— Begin Data provided —
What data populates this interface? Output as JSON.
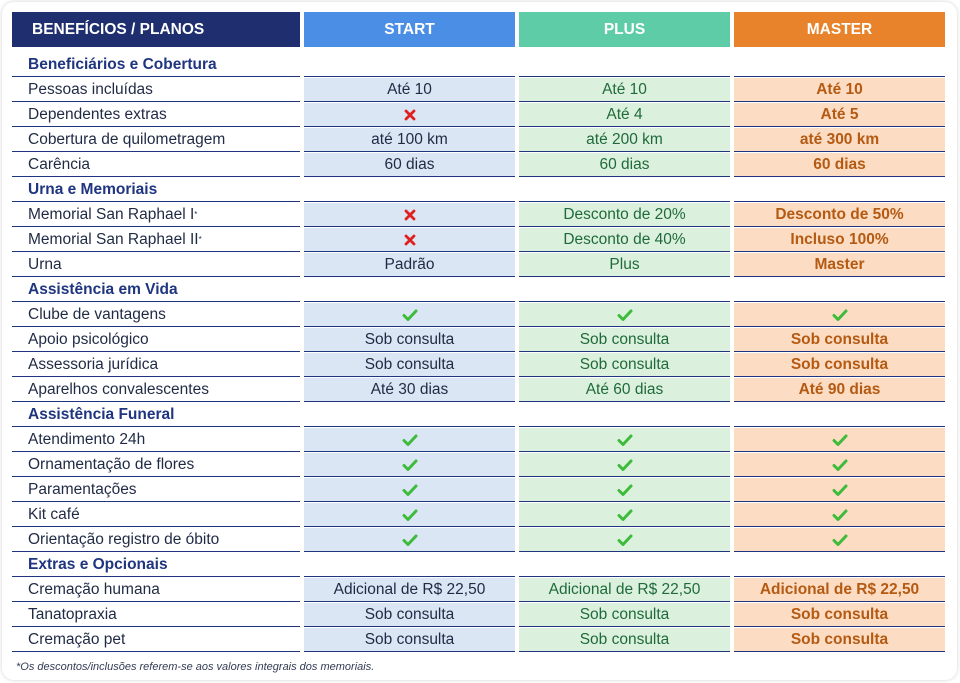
{
  "header": {
    "benefits": "BENEFÍCIOS / PLANOS",
    "plans": [
      "START",
      "PLUS",
      "MASTER"
    ]
  },
  "colors": {
    "navy": "#1e2e6e",
    "start": "#4a8ee6",
    "plus": "#5fcca8",
    "master": "#e8832c",
    "check": "#3dbb3a",
    "cross": "#e02020"
  },
  "rows": [
    {
      "type": "section",
      "label": "Beneficiários e Cobertura"
    },
    {
      "type": "data",
      "label": "Pessoas incluídas",
      "values": [
        "Até 10",
        "Até 10",
        "Até 10"
      ]
    },
    {
      "type": "data",
      "label": "Dependentes extras",
      "values": [
        "cross-icon",
        "Até 4",
        "Até 5"
      ]
    },
    {
      "type": "data",
      "label": "Cobertura de quilometragem",
      "values": [
        "até 100 km",
        "até 200 km",
        "até 300 km"
      ]
    },
    {
      "type": "data",
      "label": "Carência",
      "values": [
        "60 dias",
        "60 dias",
        "60 dias"
      ]
    },
    {
      "type": "section",
      "label": "Urna e Memoriais"
    },
    {
      "type": "data",
      "label": "Memorial San Raphael I",
      "sup": "*",
      "values": [
        "cross-icon",
        "Desconto de 20%",
        "Desconto de 50%"
      ]
    },
    {
      "type": "data",
      "label": "Memorial San Raphael II",
      "sup": "*",
      "values": [
        "cross-icon",
        "Desconto de 40%",
        "Incluso 100%"
      ]
    },
    {
      "type": "data",
      "label": "Urna",
      "values": [
        "Padrão",
        "Plus",
        "Master"
      ]
    },
    {
      "type": "section",
      "label": "Assistência em Vida"
    },
    {
      "type": "data",
      "label": "Clube de vantagens",
      "values": [
        "check-icon",
        "check-icon",
        "check-icon"
      ]
    },
    {
      "type": "data",
      "label": "Apoio psicológico",
      "values": [
        "Sob consulta",
        "Sob consulta",
        "Sob consulta"
      ]
    },
    {
      "type": "data",
      "label": "Assessoria jurídica",
      "values": [
        "Sob consulta",
        "Sob consulta",
        "Sob consulta"
      ]
    },
    {
      "type": "data",
      "label": "Aparelhos convalescentes",
      "values": [
        "Até 30 dias",
        "Até 60 dias",
        "Até 90 dias"
      ]
    },
    {
      "type": "section",
      "label": "Assistência Funeral"
    },
    {
      "type": "data",
      "label": "Atendimento 24h",
      "values": [
        "check-icon",
        "check-icon",
        "check-icon"
      ]
    },
    {
      "type": "data",
      "label": "Ornamentação de flores",
      "values": [
        "check-icon",
        "check-icon",
        "check-icon"
      ]
    },
    {
      "type": "data",
      "label": "Paramentações",
      "values": [
        "check-icon",
        "check-icon",
        "check-icon"
      ]
    },
    {
      "type": "data",
      "label": "Kit café",
      "values": [
        "check-icon",
        "check-icon",
        "check-icon"
      ]
    },
    {
      "type": "data",
      "label": "Orientação registro de óbito",
      "values": [
        "check-icon",
        "check-icon",
        "check-icon"
      ]
    },
    {
      "type": "section",
      "label": "Extras e Opcionais"
    },
    {
      "type": "data",
      "label": "Cremação humana",
      "values": [
        "Adicional de R$ 22,50",
        "Adicional de R$ 22,50",
        "Adicional de R$ 22,50"
      ]
    },
    {
      "type": "data",
      "label": "Tanatopraxia",
      "values": [
        "Sob consulta",
        "Sob consulta",
        "Sob consulta"
      ]
    },
    {
      "type": "data",
      "label": "Cremação pet",
      "values": [
        "Sob consulta",
        "Sob consulta",
        "Sob consulta"
      ]
    }
  ],
  "footnote": "*Os descontos/inclusões referem-se aos valores integrais dos memoriais."
}
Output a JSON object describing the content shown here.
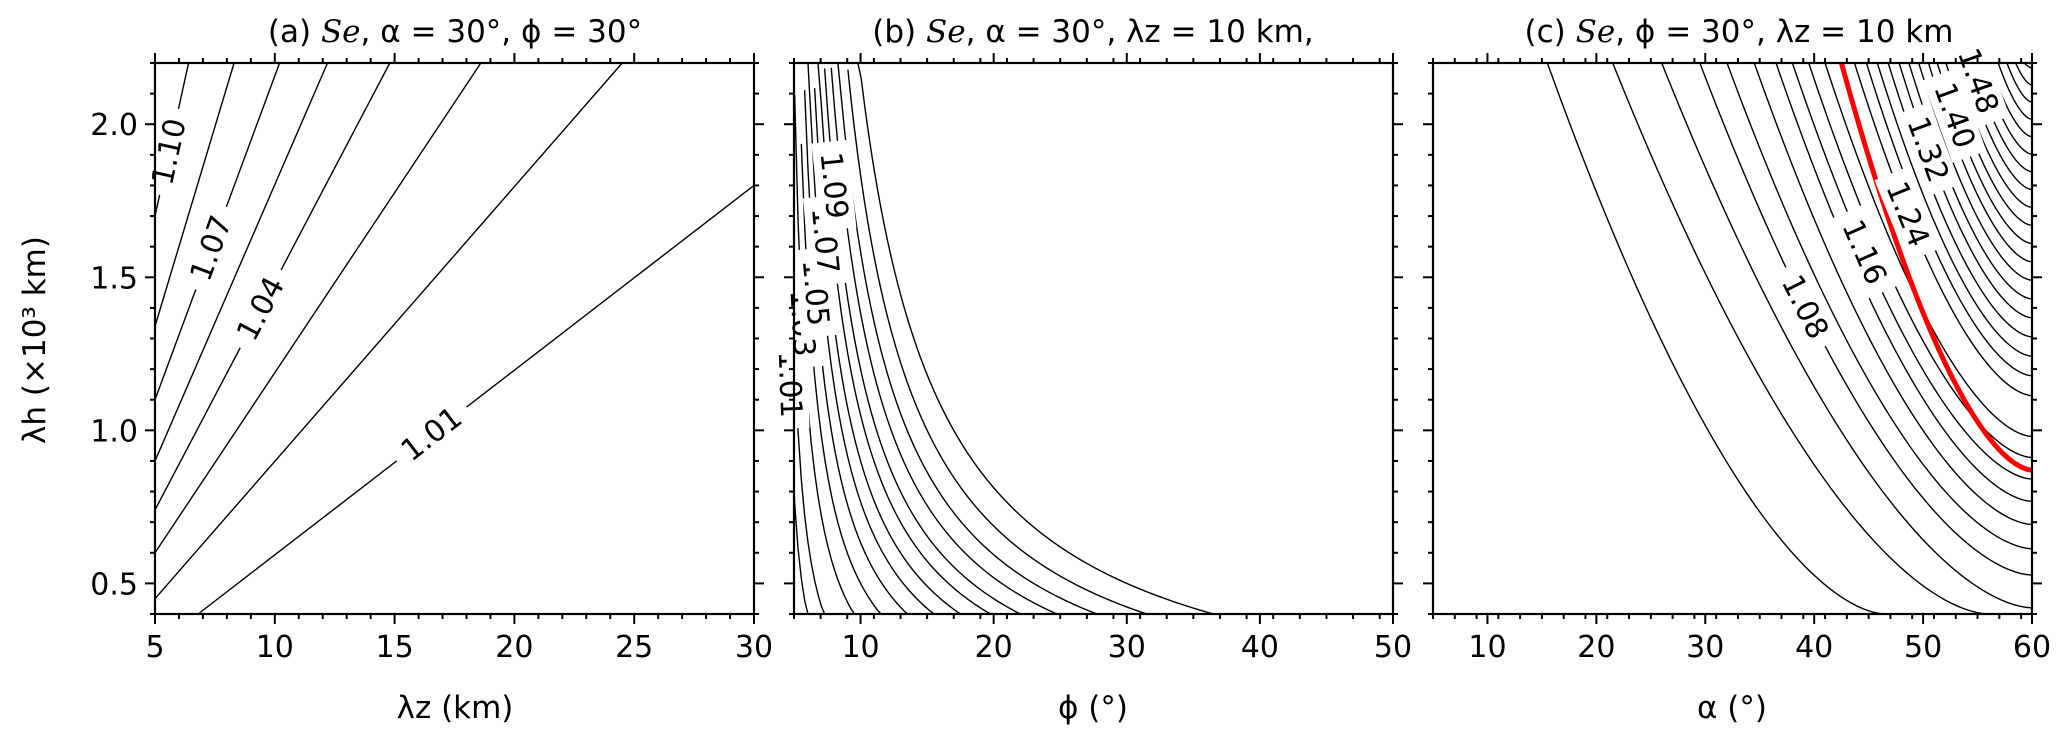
— End Data provided —
Drop the images and quote the entries word for word.

What data populates this interface? Output as JSON.
{
  "header": {
    "benefits": "BENEFÍCIOS / PLANOS",
    "plans": [
      "START",
      "PLUS",
      "MASTER"
    ]
  },
  "colors": {
    "navy": "#1e2e6e",
    "start": "#4a8ee6",
    "plus": "#5fcca8",
    "master": "#e8832c",
    "check": "#3dbb3a",
    "cross": "#e02020"
  },
  "rows": [
    {
      "type": "section",
      "label": "Beneficiários e Cobertura"
    },
    {
      "type": "data",
      "label": "Pessoas incluídas",
      "values": [
        "Até 10",
        "Até 10",
        "Até 10"
      ]
    },
    {
      "type": "data",
      "label": "Dependentes extras",
      "values": [
        "cross-icon",
        "Até 4",
        "Até 5"
      ]
    },
    {
      "type": "data",
      "label": "Cobertura de quilometragem",
      "values": [
        "até 100 km",
        "até 200 km",
        "até 300 km"
      ]
    },
    {
      "type": "data",
      "label": "Carência",
      "values": [
        "60 dias",
        "60 dias",
        "60 dias"
      ]
    },
    {
      "type": "section",
      "label": "Urna e Memoriais"
    },
    {
      "type": "data",
      "label": "Memorial San Raphael I",
      "sup": "*",
      "values": [
        "cross-icon",
        "Desconto de 20%",
        "Desconto de 50%"
      ]
    },
    {
      "type": "data",
      "label": "Memorial San Raphael II",
      "sup": "*",
      "values": [
        "cross-icon",
        "Desconto de 40%",
        "Incluso 100%"
      ]
    },
    {
      "type": "data",
      "label": "Urna",
      "values": [
        "Padrão",
        "Plus",
        "Master"
      ]
    },
    {
      "type": "section",
      "label": "Assistência em Vida"
    },
    {
      "type": "data",
      "label": "Clube de vantagens",
      "values": [
        "check-icon",
        "check-icon",
        "check-icon"
      ]
    },
    {
      "type": "data",
      "label": "Apoio psicológico",
      "values": [
        "Sob consulta",
        "Sob consulta",
        "Sob consulta"
      ]
    },
    {
      "type": "data",
      "label": "Assessoria jurídica",
      "values": [
        "Sob consulta",
        "Sob consulta",
        "Sob consulta"
      ]
    },
    {
      "type": "data",
      "label": "Aparelhos convalescentes",
      "values": [
        "Até 30 dias",
        "Até 60 dias",
        "Até 90 dias"
      ]
    },
    {
      "type": "section",
      "label": "Assistência Funeral"
    },
    {
      "type": "data",
      "label": "Atendimento 24h",
      "values": [
        "check-icon",
        "check-icon",
        "check-icon"
      ]
    },
    {
      "type": "data",
      "label": "Ornamentação de flores",
      "values": [
        "check-icon",
        "check-icon",
        "check-icon"
      ]
    },
    {
      "type": "data",
      "label": "Paramentações",
      "values": [
        "check-icon",
        "check-icon",
        "check-icon"
      ]
    },
    {
      "type": "data",
      "label": "Kit café",
      "values": [
        "check-icon",
        "check-icon",
        "check-icon"
      ]
    },
    {
      "type": "data",
      "label": "Orientação registro de óbito",
      "values": [
        "check-icon",
        "check-icon",
        "check-icon"
      ]
    },
    {
      "type": "section",
      "label": "Extras e Opcionais"
    },
    {
      "type": "data",
      "label": "Cremação humana",
      "values": [
        "Adicional de R$ 22,50",
        "Adicional de R$ 22,50",
        "Adicional de R$ 22,50"
      ]
    },
    {
      "type": "data",
      "label": "Tanatopraxia",
      "values": [
        "Sob consulta",
        "Sob consulta",
        "Sob consulta"
      ]
    },
    {
      "type": "data",
      "label": "Cremação pet",
      "values": [
        "Sob consulta",
        "Sob consulta",
        "Sob consulta"
      ]
    }
  ],
  "footnote": "*Os descontos/inclusões referem-se aos valores integrais dos memoriais."
}
Output a JSON object describing the content shown here.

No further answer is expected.